___ Extracted information ___

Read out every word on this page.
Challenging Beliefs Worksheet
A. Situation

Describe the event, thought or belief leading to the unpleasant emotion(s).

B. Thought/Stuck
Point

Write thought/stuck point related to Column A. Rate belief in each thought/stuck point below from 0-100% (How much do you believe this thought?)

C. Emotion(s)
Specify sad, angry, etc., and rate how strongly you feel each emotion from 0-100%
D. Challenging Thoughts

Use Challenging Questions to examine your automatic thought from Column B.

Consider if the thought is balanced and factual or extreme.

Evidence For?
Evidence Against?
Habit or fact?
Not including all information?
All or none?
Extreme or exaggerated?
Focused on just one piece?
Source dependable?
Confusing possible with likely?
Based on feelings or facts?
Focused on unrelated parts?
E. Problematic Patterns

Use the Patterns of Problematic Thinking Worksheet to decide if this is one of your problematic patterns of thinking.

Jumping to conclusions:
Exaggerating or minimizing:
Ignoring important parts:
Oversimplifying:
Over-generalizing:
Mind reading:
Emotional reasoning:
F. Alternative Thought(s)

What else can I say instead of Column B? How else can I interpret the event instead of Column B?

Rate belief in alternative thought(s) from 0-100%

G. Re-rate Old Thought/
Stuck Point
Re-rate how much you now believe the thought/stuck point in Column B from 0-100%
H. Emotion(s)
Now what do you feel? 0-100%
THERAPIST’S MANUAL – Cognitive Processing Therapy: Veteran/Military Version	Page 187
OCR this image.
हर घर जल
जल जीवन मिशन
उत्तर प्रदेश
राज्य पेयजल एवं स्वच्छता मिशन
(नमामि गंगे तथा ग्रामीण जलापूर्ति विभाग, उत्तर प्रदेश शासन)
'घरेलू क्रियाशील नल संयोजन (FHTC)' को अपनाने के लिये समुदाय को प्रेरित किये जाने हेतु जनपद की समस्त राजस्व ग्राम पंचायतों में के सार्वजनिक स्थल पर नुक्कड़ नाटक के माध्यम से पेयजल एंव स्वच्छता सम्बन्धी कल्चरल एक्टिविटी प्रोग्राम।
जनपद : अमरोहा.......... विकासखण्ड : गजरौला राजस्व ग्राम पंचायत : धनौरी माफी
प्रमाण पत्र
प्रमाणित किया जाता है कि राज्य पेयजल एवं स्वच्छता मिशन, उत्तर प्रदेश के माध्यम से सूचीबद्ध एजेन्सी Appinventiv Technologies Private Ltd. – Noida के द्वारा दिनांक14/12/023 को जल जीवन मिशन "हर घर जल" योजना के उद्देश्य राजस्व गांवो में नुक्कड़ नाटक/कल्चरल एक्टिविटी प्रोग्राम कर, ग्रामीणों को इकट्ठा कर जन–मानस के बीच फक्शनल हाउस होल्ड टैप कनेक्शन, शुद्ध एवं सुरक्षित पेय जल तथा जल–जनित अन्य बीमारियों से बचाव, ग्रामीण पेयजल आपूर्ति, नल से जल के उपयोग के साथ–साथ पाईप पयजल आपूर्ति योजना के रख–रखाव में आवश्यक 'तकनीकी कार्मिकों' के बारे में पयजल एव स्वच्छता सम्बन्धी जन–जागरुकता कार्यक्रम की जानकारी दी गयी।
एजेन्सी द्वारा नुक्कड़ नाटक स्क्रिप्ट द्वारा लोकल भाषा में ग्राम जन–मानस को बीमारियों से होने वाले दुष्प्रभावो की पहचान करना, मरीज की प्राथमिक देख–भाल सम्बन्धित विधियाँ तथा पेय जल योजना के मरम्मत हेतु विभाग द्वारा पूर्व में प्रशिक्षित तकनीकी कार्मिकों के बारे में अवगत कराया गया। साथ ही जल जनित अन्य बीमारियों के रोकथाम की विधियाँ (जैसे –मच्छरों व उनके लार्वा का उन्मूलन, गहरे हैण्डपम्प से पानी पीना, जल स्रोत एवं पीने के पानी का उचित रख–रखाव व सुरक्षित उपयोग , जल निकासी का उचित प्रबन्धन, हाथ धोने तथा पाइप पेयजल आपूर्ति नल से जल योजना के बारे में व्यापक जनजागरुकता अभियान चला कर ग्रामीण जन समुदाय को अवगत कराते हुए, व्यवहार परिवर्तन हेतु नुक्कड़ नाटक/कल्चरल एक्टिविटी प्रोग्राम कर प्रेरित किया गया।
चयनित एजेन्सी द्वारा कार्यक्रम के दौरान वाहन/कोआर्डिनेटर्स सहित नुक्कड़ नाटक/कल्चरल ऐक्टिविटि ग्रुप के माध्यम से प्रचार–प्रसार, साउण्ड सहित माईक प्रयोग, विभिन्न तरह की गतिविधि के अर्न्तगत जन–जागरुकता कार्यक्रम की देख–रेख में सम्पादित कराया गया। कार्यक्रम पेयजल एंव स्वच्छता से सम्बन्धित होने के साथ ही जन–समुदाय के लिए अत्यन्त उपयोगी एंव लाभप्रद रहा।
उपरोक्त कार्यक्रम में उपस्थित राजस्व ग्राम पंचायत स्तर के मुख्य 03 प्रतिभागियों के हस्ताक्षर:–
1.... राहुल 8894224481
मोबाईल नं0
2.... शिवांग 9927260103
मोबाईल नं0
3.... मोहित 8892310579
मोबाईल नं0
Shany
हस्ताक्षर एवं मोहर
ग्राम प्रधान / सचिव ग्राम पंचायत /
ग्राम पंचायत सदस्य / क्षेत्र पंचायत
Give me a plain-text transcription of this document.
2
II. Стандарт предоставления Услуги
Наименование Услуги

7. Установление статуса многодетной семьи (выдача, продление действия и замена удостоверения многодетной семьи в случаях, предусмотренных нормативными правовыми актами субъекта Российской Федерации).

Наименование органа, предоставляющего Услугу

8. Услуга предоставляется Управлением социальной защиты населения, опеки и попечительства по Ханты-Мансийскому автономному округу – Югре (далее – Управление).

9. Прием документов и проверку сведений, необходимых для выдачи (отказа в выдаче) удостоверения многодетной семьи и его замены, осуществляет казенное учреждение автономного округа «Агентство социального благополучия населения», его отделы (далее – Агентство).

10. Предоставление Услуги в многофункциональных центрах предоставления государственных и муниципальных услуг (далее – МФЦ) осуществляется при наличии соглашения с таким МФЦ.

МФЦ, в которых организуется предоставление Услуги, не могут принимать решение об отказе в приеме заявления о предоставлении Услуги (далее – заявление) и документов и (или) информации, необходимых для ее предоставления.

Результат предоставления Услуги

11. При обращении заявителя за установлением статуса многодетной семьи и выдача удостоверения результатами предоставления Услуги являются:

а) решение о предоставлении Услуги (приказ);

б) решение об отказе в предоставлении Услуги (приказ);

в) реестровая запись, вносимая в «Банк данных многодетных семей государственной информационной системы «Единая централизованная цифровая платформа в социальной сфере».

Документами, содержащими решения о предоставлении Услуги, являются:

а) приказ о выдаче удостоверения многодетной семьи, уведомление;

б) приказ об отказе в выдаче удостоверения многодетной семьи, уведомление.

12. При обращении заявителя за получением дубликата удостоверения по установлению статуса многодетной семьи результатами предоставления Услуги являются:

___

• Exercise objective:
Faithfully copy every entry, leaving nothing out.

• Written solution:
Read out every word on this page.
Challenging Beliefs Worksheet
A. Situation

Describe the event, thought or belief leading to the unpleasant emotion(s).

B. Thought/Stuck
Point

Write thought/stuck point related to Column A. Rate belief in each thought/stuck point below from 0-100% (How much do you believe this thought?)

C. Emotion(s)
Specify sad, angry, etc., and rate how strongly you feel each emotion from 0-100%
D. Challenging Thoughts

Use Challenging Questions to examine your automatic thought from Column B.

Consider if the thought is balanced and factual or extreme.

Evidence For?
Evidence Against?
Habit or fact?
Not including all information?
All or none?
Extreme or exaggerated?
Focused on just one piece?
Source dependable?
Confusing possible with likely?
Based on feelings or facts?
Focused on unrelated parts?
E. Problematic Patterns

Use the Patterns of Problematic Thinking Worksheet to decide if this is one of your problematic patterns of thinking.

Jumping to conclusions:
Exaggerating or minimizing:
Ignoring important parts:
Oversimplifying:
Over-generalizing:
Mind reading:
Emotional reasoning:
F. Alternative Thought(s)

What else can I say instead of Column B? How else can I interpret the event instead of Column B?

Rate belief in alternative thought(s) from 0-100%

G. Re-rate Old Thought/
Stuck Point
Re-rate how much you now believe the thought/stuck point in Column B from 0-100%
H. Emotion(s)
Now what do you feel? 0-100%
THERAPIST’S MANUAL – Cognitive Processing Therapy: Veteran/Military Version	Page 187
OCR this image.
हर घर जल
जल जीवन मिशन
उत्तर प्रदेश
राज्य पेयजल एवं स्वच्छता मिशन
(नमामि गंगे तथा ग्रामीण जलापूर्ति विभाग, उत्तर प्रदेश शासन)
'घरेलू क्रियाशील नल संयोजन (FHTC)' को अपनाने के लिये समुदाय को प्रेरित किये जाने हेतु जनपद की समस्त राजस्व ग्राम पंचायतों में के सार्वजनिक स्थल पर नुक्कड़ नाटक के माध्यम से पेयजल एंव स्वच्छता सम्बन्धी कल्चरल एक्टिविटी प्रोग्राम।
जनपद : अमरोहा.......... विकासखण्ड : गजरौला राजस्व ग्राम पंचायत : धनौरी माफी
प्रमाण पत्र
प्रमाणित किया जाता है कि राज्य पेयजल एवं स्वच्छता मिशन, उत्तर प्रदेश के माध्यम से सूचीबद्ध एजेन्सी Appinventiv Technologies Private Ltd. – Noida के द्वारा दिनांक14/12/023 को जल जीवन मिशन "हर घर जल" योजना के उद्देश्य राजस्व गांवो में नुक्कड़ नाटक/कल्चरल एक्टिविटी प्रोग्राम कर, ग्रामीणों को इकट्ठा कर जन–मानस के बीच फक्शनल हाउस होल्ड टैप कनेक्शन, शुद्ध एवं सुरक्षित पेय जल तथा जल–जनित अन्य बीमारियों से बचाव, ग्रामीण पेयजल आपूर्ति, नल से जल के उपयोग के साथ–साथ पाईप पयजल आपूर्ति योजना के रख–रखाव में आवश्यक 'तकनीकी कार्मिकों' के बारे में पयजल एव स्वच्छता सम्बन्धी जन–जागरुकता कार्यक्रम की जानकारी दी गयी।
एजेन्सी द्वारा नुक्कड़ नाटक स्क्रिप्ट द्वारा लोकल भाषा में ग्राम जन–मानस को बीमारियों से होने वाले दुष्प्रभावो की पहचान करना, मरीज की प्राथमिक देख–भाल सम्बन्धित विधियाँ तथा पेय जल योजना के मरम्मत हेतु विभाग द्वारा पूर्व में प्रशिक्षित तकनीकी कार्मिकों के बारे में अवगत कराया गया। साथ ही जल जनित अन्य बीमारियों के रोकथाम की विधियाँ (जैसे –मच्छरों व उनके लार्वा का उन्मूलन, गहरे हैण्डपम्प से पानी पीना, जल स्रोत एवं पीने के पानी का उचित रख–रखाव व सुरक्षित उपयोग , जल निकासी का उचित प्रबन्धन, हाथ धोने तथा पाइप पेयजल आपूर्ति नल से जल योजना के बारे में व्यापक जनजागरुकता अभियान चला कर ग्रामीण जन समुदाय को अवगत कराते हुए, व्यवहार परिवर्तन हेतु नुक्कड़ नाटक/कल्चरल एक्टिविटी प्रोग्राम कर प्रेरित किया गया।
चयनित एजेन्सी द्वारा कार्यक्रम के दौरान वाहन/कोआर्डिनेटर्स सहित नुक्कड़ नाटक/कल्चरल ऐक्टिविटि ग्रुप के माध्यम से प्रचार–प्रसार, साउण्ड सहित माईक प्रयोग, विभिन्न तरह की गतिविधि के अर्न्तगत जन–जागरुकता कार्यक्रम की देख–रेख में सम्पादित कराया गया। कार्यक्रम पेयजल एंव स्वच्छता से सम्बन्धित होने के साथ ही जन–समुदाय के लिए अत्यन्त उपयोगी एंव लाभप्रद रहा।
उपरोक्त कार्यक्रम में उपस्थित राजस्व ग्राम पंचायत स्तर के मुख्य 03 प्रतिभागियों के हस्ताक्षर:–
1.... राहुल 8894224481
मोबाईल नं0
2.... शिवांग 9927260103
मोबाईल नं0
3.... मोहित 8892310579
मोबाईल नं0
Shany
हस्ताक्षर एवं मोहर
ग्राम प्रधान / सचिव ग्राम पंचायत /
ग्राम पंचायत सदस्य / क्षेत्र पंचायत
Give me a plain-text transcription of this document.
2
II. Стандарт предоставления Услуги
Наименование Услуги

7. Установление статуса многодетной семьи (выдача, продление действия и замена удостоверения многодетной семьи в случаях, предусмотренных нормативными правовыми актами субъекта Российской Федерации).

Наименование органа, предоставляющего Услугу

8. Услуга предоставляется Управлением социальной защиты населения, опеки и попечительства по Ханты-Мансийскому автономному округу – Югре (далее – Управление).

9. Прием документов и проверку сведений, необходимых для выдачи (отказа в выдаче) удостоверения многодетной семьи и его замены, осуществляет казенное учреждение автономного округа «Агентство социального благополучия населения», его отделы (далее – Агентство).

10. Предоставление Услуги в многофункциональных центрах предоставления государственных и муниципальных услуг (далее – МФЦ) осуществляется при наличии соглашения с таким МФЦ.

МФЦ, в которых организуется предоставление Услуги, не могут принимать решение об отказе в приеме заявления о предоставлении Услуги (далее – заявление) и документов и (или) информации, необходимых для ее предоставления.

Результат предоставления Услуги

11. При обращении заявителя за установлением статуса многодетной семьи и выдача удостоверения результатами предоставления Услуги являются:

а) решение о предоставлении Услуги (приказ);

б) решение об отказе в предоставлении Услуги (приказ);

в) реестровая запись, вносимая в «Банк данных многодетных семей государственной информационной системы «Единая централизованная цифровая платформа в социальной сфере».

Документами, содержащими решения о предоставлении Услуги, являются:

а) приказ о выдаче удостоверения многодетной семьи, уведомление;

б) приказ об отказе в выдаче удостоверения многодетной семьи, уведомление.

12. При обращении заявителя за получением дубликата удостоверения по установлению статуса многодетной семьи результатами предоставления Услуги являются:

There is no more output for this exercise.